- **Data to process**:
-----

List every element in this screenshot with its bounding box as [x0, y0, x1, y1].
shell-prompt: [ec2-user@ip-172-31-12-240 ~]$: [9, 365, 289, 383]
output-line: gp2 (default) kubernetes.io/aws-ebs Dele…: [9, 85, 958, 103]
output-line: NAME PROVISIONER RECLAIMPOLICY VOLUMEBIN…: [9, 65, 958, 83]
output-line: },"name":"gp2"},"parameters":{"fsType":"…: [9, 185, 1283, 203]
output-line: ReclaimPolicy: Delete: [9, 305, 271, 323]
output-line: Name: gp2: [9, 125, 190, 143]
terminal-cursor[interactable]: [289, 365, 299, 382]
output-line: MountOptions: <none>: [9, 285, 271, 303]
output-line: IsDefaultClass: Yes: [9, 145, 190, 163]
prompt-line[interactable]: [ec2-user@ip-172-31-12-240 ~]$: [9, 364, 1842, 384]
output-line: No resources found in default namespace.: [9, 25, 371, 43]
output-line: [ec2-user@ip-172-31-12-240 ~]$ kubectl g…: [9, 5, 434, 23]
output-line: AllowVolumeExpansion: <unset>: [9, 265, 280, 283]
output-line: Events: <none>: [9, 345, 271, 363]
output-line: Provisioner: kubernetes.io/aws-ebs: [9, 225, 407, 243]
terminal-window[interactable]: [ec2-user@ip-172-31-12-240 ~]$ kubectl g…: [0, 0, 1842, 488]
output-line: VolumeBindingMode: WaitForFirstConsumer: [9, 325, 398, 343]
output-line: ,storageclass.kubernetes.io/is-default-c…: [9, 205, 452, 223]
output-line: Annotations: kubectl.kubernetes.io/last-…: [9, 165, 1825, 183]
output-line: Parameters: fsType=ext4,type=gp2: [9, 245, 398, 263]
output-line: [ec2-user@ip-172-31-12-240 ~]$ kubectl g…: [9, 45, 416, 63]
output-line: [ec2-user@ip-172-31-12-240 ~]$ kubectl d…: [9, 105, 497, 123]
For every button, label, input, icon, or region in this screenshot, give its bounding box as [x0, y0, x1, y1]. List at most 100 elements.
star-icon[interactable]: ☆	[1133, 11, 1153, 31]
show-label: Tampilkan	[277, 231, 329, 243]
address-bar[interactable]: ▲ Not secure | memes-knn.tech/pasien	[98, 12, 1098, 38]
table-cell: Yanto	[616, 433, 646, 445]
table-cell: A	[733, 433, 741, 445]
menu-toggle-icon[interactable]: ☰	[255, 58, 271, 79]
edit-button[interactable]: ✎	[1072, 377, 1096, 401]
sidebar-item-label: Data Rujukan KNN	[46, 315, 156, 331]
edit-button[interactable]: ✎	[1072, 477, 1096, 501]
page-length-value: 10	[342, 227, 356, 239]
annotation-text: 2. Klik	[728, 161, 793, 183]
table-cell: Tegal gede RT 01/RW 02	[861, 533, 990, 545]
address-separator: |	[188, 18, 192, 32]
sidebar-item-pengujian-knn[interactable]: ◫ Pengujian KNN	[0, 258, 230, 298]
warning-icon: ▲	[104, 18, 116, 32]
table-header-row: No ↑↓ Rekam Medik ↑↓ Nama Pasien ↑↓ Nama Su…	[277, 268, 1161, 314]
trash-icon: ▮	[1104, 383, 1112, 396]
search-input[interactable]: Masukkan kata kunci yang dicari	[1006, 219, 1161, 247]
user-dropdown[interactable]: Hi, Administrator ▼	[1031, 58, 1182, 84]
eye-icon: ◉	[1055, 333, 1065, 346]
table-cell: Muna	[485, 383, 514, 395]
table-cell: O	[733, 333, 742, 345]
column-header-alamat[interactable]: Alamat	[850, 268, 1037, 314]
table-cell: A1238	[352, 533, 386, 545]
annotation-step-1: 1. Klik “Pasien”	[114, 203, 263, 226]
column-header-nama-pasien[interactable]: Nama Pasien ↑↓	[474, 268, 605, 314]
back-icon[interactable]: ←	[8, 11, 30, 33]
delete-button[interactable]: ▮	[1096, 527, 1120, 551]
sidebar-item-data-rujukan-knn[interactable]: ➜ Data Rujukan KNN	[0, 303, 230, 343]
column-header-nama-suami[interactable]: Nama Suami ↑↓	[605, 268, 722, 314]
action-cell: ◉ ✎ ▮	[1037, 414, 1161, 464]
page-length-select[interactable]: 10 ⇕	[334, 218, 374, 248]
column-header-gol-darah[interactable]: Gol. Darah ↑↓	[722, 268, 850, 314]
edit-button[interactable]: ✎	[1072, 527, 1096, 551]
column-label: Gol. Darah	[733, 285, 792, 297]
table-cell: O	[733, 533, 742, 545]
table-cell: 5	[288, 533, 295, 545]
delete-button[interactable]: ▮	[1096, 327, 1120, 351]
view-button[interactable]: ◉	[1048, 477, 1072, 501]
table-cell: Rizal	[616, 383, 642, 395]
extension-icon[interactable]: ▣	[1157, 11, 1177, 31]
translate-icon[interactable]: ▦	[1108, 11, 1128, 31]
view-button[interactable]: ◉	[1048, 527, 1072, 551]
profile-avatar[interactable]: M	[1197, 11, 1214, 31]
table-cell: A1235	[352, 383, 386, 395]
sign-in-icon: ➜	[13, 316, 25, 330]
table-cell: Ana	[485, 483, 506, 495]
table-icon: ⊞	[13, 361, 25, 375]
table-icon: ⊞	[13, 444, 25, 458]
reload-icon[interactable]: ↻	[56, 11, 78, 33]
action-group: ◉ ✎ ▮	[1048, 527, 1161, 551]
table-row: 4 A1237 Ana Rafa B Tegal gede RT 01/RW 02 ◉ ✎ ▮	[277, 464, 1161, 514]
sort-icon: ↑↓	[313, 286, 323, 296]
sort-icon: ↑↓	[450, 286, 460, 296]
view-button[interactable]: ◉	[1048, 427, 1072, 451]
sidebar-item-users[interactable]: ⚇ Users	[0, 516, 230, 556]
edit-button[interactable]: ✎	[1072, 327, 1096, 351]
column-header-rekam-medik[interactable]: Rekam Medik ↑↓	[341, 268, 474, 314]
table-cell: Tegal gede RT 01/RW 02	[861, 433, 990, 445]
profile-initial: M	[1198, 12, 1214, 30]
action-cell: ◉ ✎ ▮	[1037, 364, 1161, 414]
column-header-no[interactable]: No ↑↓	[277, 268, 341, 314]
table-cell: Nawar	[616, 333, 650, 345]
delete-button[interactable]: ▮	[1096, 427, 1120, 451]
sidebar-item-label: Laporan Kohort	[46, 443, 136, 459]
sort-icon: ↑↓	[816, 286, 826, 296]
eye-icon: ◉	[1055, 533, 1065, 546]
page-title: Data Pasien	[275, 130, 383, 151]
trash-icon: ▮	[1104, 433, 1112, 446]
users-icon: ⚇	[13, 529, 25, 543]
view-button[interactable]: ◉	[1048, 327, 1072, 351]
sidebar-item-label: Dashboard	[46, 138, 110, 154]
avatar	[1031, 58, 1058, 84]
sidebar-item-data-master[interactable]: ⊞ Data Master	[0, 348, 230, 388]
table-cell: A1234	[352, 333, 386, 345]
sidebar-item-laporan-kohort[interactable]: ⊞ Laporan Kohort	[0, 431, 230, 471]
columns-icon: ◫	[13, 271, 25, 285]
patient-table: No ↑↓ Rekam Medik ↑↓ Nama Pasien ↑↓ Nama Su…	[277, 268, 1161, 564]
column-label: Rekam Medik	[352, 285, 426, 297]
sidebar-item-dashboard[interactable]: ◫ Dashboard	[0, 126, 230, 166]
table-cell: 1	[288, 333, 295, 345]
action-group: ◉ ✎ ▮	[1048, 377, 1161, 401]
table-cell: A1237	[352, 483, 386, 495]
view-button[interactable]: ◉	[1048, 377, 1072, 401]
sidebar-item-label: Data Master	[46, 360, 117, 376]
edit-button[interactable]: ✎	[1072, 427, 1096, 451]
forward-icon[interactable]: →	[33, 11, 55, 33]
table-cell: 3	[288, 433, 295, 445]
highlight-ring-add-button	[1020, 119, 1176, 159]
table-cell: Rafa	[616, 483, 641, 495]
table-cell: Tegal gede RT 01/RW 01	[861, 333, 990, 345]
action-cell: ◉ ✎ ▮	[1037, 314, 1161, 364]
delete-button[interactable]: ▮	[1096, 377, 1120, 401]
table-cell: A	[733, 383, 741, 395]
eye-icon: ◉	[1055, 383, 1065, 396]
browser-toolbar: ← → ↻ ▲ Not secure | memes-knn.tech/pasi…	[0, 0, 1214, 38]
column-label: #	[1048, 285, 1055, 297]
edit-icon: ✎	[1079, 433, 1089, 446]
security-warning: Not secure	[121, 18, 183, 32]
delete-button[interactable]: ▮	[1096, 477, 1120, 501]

-----

Collect every line in the items above that contains the string "tech", and copy each one in full.

- **Output of the exercise**:
address-bar[interactable]: ▲ Not secure | memes-knn.tech/pasien	[98, 12, 1098, 38]
browser-toolbar: ← → ↻ ▲ Not secure | memes-knn.tech/pasi…	[0, 0, 1214, 38]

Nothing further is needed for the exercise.